-- begin Data supplied --
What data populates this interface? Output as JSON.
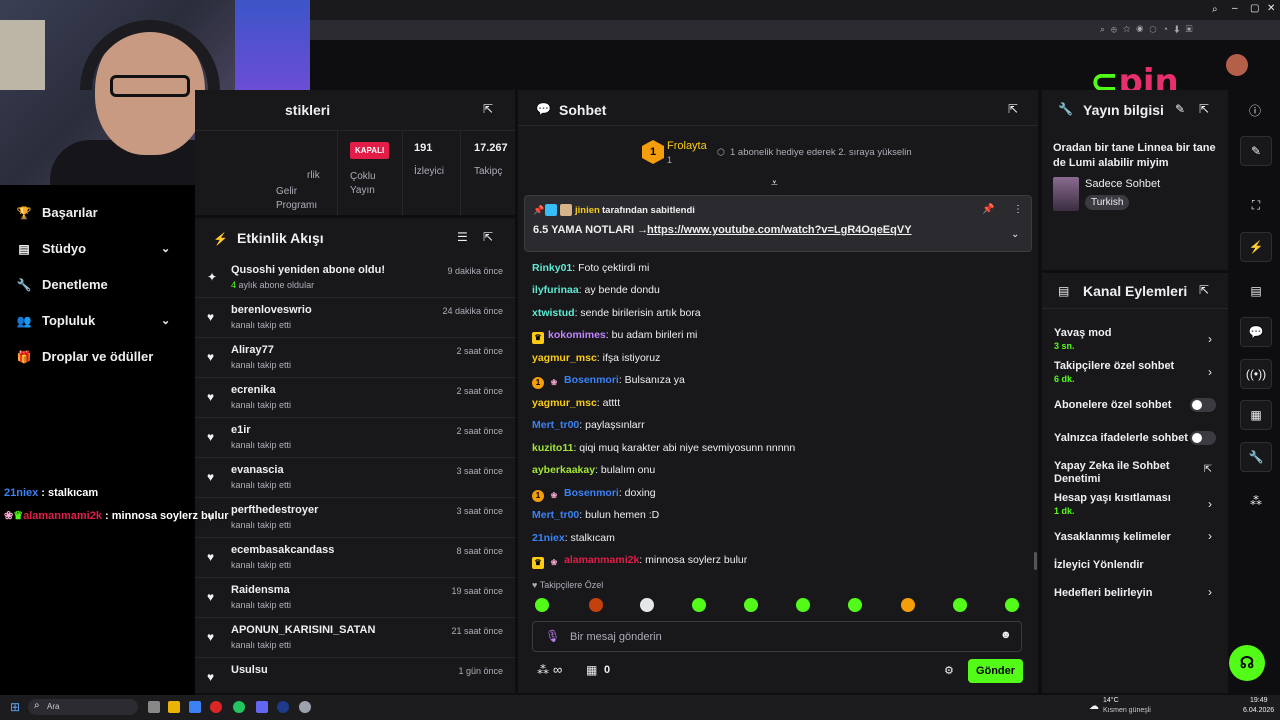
{
  "browser": {
    "title": ""
  },
  "sidebar": {
    "items": [
      {
        "label": "Başarılar",
        "icon": "trophy-icon"
      },
      {
        "label": "Stüdyo",
        "icon": "studio-icon"
      },
      {
        "label": "Denetleme",
        "icon": "wrench-icon"
      },
      {
        "label": "Topluluk",
        "icon": "people-icon"
      },
      {
        "label": "Droplar ve ödüller",
        "icon": "gift-icon"
      }
    ]
  },
  "overlay_chat": [
    {
      "user": "21niex",
      "text": " : stalkıcam",
      "color": "#3b82f6"
    },
    {
      "user": "alamanmami2k",
      "text": " : minnosa soylerz bulur",
      "color": "#e11d48"
    }
  ],
  "stats": {
    "title": "stikleri",
    "col1": "rlik",
    "col1b": "Gelir\nProgramı",
    "kapali": "KAPALI",
    "multi": "Çoklu\nYayın",
    "viewers_val": "191",
    "viewers_label": "İzleyici",
    "followers_val": "17.267",
    "followers_label": "Takipç"
  },
  "activity": {
    "title": "Etkinlik Akışı",
    "items": [
      {
        "name": "Qusoshi yeniden abone oldu!",
        "sub": "4 aylık abone oldular",
        "time": "9 dakika önce",
        "type": "sub"
      },
      {
        "name": "berenloveswrio",
        "sub": "kanalı takip etti",
        "time": "24 dakika önce",
        "type": "follow"
      },
      {
        "name": "Aliray77",
        "sub": "kanalı takip etti",
        "time": "2 saat önce",
        "type": "follow"
      },
      {
        "name": "ecrenika",
        "sub": "kanalı takip etti",
        "time": "2 saat önce",
        "type": "follow"
      },
      {
        "name": "e1ir",
        "sub": "kanalı takip etti",
        "time": "2 saat önce",
        "type": "follow"
      },
      {
        "name": "evanascia",
        "sub": "kanalı takip etti",
        "time": "3 saat önce",
        "type": "follow"
      },
      {
        "name": "perfthedestroyer",
        "sub": "kanalı takip etti",
        "time": "3 saat önce",
        "type": "follow"
      },
      {
        "name": "ecembasakcandass",
        "sub": "kanalı takip etti",
        "time": "8 saat önce",
        "type": "follow"
      },
      {
        "name": "Raidensma",
        "sub": "kanalı takip etti",
        "time": "19 saat önce",
        "type": "follow"
      },
      {
        "name": "APONUN_KARISINI_SATAN",
        "sub": "kanalı takip etti",
        "time": "21 saat önce",
        "type": "follow"
      },
      {
        "name": "Usulsu",
        "sub": "",
        "time": "1 gün önce",
        "type": "follow"
      }
    ]
  },
  "chat": {
    "title": "Sohbet",
    "gifter_name": "Frolayta",
    "gifter_count": "1",
    "gift_text": "1 abonelik hediye ederek 2. sıraya yükselin",
    "pinned_by_user": "jinien",
    "pinned_by_text": "tarafından sabitlendi",
    "pinned_text": "6.5 YAMA NOTLARI → ",
    "pinned_link": "https://www.youtube.com/watch?v=LgR4OqeEqVY",
    "messages": [
      {
        "user": "Rinky01",
        "color": "#5eead4",
        "text": ": Foto çektirdi mi",
        "badges": ""
      },
      {
        "user": "ilyfurinaa",
        "color": "#5eead4",
        "text": ": ay bende dondu",
        "badges": ""
      },
      {
        "user": "xtwistud",
        "color": "#5eead4",
        "text": ": sende birilerisin artık bora",
        "badges": ""
      },
      {
        "user": "kokomimes",
        "color": "#c084fc",
        "text": ": bu adam birileri mi",
        "badges": "crown"
      },
      {
        "user": "yagmur_msc",
        "color": "#facc15",
        "text": ": ifşa istiyoruz",
        "badges": ""
      },
      {
        "user": "Bosenmori",
        "color": "#3b82f6",
        "text": ": Bulsanıza ya",
        "badges": "one-bunny"
      },
      {
        "user": "yagmur_msc",
        "color": "#facc15",
        "text": ": atttt",
        "badges": ""
      },
      {
        "user": "Mert_tr00",
        "color": "#3b82f6",
        "text": ": paylaşsınlarr",
        "badges": ""
      },
      {
        "user": "kuzito11",
        "color": "#a3e635",
        "text": ": qiqi muq karakter abi niye sevmiyosunn nnnnn",
        "badges": ""
      },
      {
        "user": "ayberkaakay",
        "color": "#a3e635",
        "text": ": bulalım onu",
        "badges": ""
      },
      {
        "user": "Bosenmori",
        "color": "#3b82f6",
        "text": ": doxing",
        "badges": "one-bunny"
      },
      {
        "user": "Mert_tr00",
        "color": "#3b82f6",
        "text": ": bulun hemen :D",
        "badges": ""
      },
      {
        "user": "21niex",
        "color": "#3b82f6",
        "text": ": stalkıcam",
        "badges": ""
      },
      {
        "user": "alamanmami2k",
        "color": "#e11d48",
        "text": ": minnosa soylerz bulur",
        "badges": "crown-bunny"
      }
    ],
    "followers_only": "Takipçilere Özel",
    "input_placeholder": "Bir mesaj gönderin",
    "infinity": "∞",
    "count": "0",
    "send": "Gönder"
  },
  "stream_info": {
    "title": "Yayın bilgisi",
    "stream_title": "Oradan bir tane Linnea bir tane de Lumi alabilir miyim",
    "category": "Sadece Sohbet",
    "tag": "Turkish"
  },
  "channel_actions": {
    "title": "Kanal Eylemleri",
    "slow_mode": "Yavaş mod",
    "slow_val": "3 sn.",
    "followers_chat": "Takipçilere özel sohbet",
    "followers_val": "6 dk.",
    "subs_chat": "Abonelere özel sohbet",
    "emotes_chat": "Yalnızca ifadelerle sohbet",
    "ai_mod": "Yapay Zeka ile Sohbet Denetimi",
    "age_restrict": "Hesap yaşı kısıtlaması",
    "age_val": "1 dk.",
    "banned_words": "Yasaklanmış kelimeler",
    "redirect": "İzleyici Yönlendir",
    "goals": "Hedefleri belirleyin"
  },
  "logo_text": "pin",
  "taskbar": {
    "search": "Ara",
    "weather_temp": "14°C",
    "weather_text": "Kısmen güneşli",
    "time": "19:49",
    "date": "6.04.2026"
  },
  "colors": {
    "accent": "#53fc18",
    "panel": "#18181b",
    "bg": "#0e0e10"
  }
}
-- end Data supplied --
Exercise details — Without the pictures, print the records in full, exactly as they appear.

Solution to this exercise —
What data populates this interface? Output as JSON.
{
  "browser": {
    "title": ""
  },
  "sidebar": {
    "items": [
      {
        "label": "Başarılar",
        "icon": "trophy-icon"
      },
      {
        "label": "Stüdyo",
        "icon": "studio-icon"
      },
      {
        "label": "Denetleme",
        "icon": "wrench-icon"
      },
      {
        "label": "Topluluk",
        "icon": "people-icon"
      },
      {
        "label": "Droplar ve ödüller",
        "icon": "gift-icon"
      }
    ]
  },
  "overlay_chat": [
    {
      "user": "21niex",
      "text": " : stalkıcam",
      "color": "#3b82f6"
    },
    {
      "user": "alamanmami2k",
      "text": " : minnosa soylerz bulur",
      "color": "#e11d48"
    }
  ],
  "stats": {
    "title": "stikleri",
    "col1": "rlik",
    "col1b": "Gelir\nProgramı",
    "kapali": "KAPALI",
    "multi": "Çoklu\nYayın",
    "viewers_val": "191",
    "viewers_label": "İzleyici",
    "followers_val": "17.267",
    "followers_label": "Takipç"
  },
  "activity": {
    "title": "Etkinlik Akışı",
    "items": [
      {
        "name": "Qusoshi yeniden abone oldu!",
        "sub": "4 aylık abone oldular",
        "time": "9 dakika önce",
        "type": "sub"
      },
      {
        "name": "berenloveswrio",
        "sub": "kanalı takip etti",
        "time": "24 dakika önce",
        "type": "follow"
      },
      {
        "name": "Aliray77",
        "sub": "kanalı takip etti",
        "time": "2 saat önce",
        "type": "follow"
      },
      {
        "name": "ecrenika",
        "sub": "kanalı takip etti",
        "time": "2 saat önce",
        "type": "follow"
      },
      {
        "name": "e1ir",
        "sub": "kanalı takip etti",
        "time": "2 saat önce",
        "type": "follow"
      },
      {
        "name": "evanascia",
        "sub": "kanalı takip etti",
        "time": "3 saat önce",
        "type": "follow"
      },
      {
        "name": "perfthedestroyer",
        "sub": "kanalı takip etti",
        "time": "3 saat önce",
        "type": "follow"
      },
      {
        "name": "ecembasakcandass",
        "sub": "kanalı takip etti",
        "time": "8 saat önce",
        "type": "follow"
      },
      {
        "name": "Raidensma",
        "sub": "kanalı takip etti",
        "time": "19 saat önce",
        "type": "follow"
      },
      {
        "name": "APONUN_KARISINI_SATAN",
        "sub": "kanalı takip etti",
        "time": "21 saat önce",
        "type": "follow"
      },
      {
        "name": "Usulsu",
        "sub": "",
        "time": "1 gün önce",
        "type": "follow"
      }
    ]
  },
  "chat": {
    "title": "Sohbet",
    "gifter_name": "Frolayta",
    "gifter_count": "1",
    "gift_text": "1 abonelik hediye ederek 2. sıraya yükselin",
    "pinned_by_user": "jinien",
    "pinned_by_text": "tarafından sabitlendi",
    "pinned_text": "6.5 YAMA NOTLARI → ",
    "pinned_link": "https://www.youtube.com/watch?v=LgR4OqeEqVY",
    "messages": [
      {
        "user": "Rinky01",
        "color": "#5eead4",
        "text": ": Foto çektirdi mi",
        "badges": ""
      },
      {
        "user": "ilyfurinaa",
        "color": "#5eead4",
        "text": ": ay bende dondu",
        "badges": ""
      },
      {
        "user": "xtwistud",
        "color": "#5eead4",
        "text": ": sende birilerisin artık bora",
        "badges": ""
      },
      {
        "user": "kokomimes",
        "color": "#c084fc",
        "text": ": bu adam birileri mi",
        "badges": "crown"
      },
      {
        "user": "yagmur_msc",
        "color": "#facc15",
        "text": ": ifşa istiyoruz",
        "badges": ""
      },
      {
        "user": "Bosenmori",
        "color": "#3b82f6",
        "text": ": Bulsanıza ya",
        "badges": "one-bunny"
      },
      {
        "user": "yagmur_msc",
        "color": "#facc15",
        "text": ": atttt",
        "badges": ""
      },
      {
        "user": "Mert_tr00",
        "color": "#3b82f6",
        "text": ": paylaşsınlarr",
        "badges": ""
      },
      {
        "user": "kuzito11",
        "color": "#a3e635",
        "text": ": qiqi muq karakter abi niye sevmiyosunn nnnnn",
        "badges": ""
      },
      {
        "user": "ayberkaakay",
        "color": "#a3e635",
        "text": ": bulalım onu",
        "badges": ""
      },
      {
        "user": "Bosenmori",
        "color": "#3b82f6",
        "text": ": doxing",
        "badges": "one-bunny"
      },
      {
        "user": "Mert_tr00",
        "color": "#3b82f6",
        "text": ": bulun hemen :D",
        "badges": ""
      },
      {
        "user": "21niex",
        "color": "#3b82f6",
        "text": ": stalkıcam",
        "badges": ""
      },
      {
        "user": "alamanmami2k",
        "color": "#e11d48",
        "text": ": minnosa soylerz bulur",
        "badges": "crown-bunny"
      }
    ],
    "followers_only": "Takipçilere Özel",
    "input_placeholder": "Bir mesaj gönderin",
    "infinity": "∞",
    "count": "0",
    "send": "Gönder"
  },
  "stream_info": {
    "title": "Yayın bilgisi",
    "stream_title": "Oradan bir tane Linnea bir tane de Lumi alabilir miyim",
    "category": "Sadece Sohbet",
    "tag": "Turkish"
  },
  "channel_actions": {
    "title": "Kanal Eylemleri",
    "slow_mode": "Yavaş mod",
    "slow_val": "3 sn.",
    "followers_chat": "Takipçilere özel sohbet",
    "followers_val": "6 dk.",
    "subs_chat": "Abonelere özel sohbet",
    "emotes_chat": "Yalnızca ifadelerle sohbet",
    "ai_mod": "Yapay Zeka ile Sohbet Denetimi",
    "age_restrict": "Hesap yaşı kısıtlaması",
    "age_val": "1 dk.",
    "banned_words": "Yasaklanmış kelimeler",
    "redirect": "İzleyici Yönlendir",
    "goals": "Hedefleri belirleyin"
  },
  "logo_text": "pin",
  "taskbar": {
    "search": "Ara",
    "weather_temp": "14°C",
    "weather_text": "Kısmen güneşli",
    "time": "19:49",
    "date": "6.04.2026"
  },
  "colors": {
    "accent": "#53fc18",
    "panel": "#18181b",
    "bg": "#0e0e10"
  }
}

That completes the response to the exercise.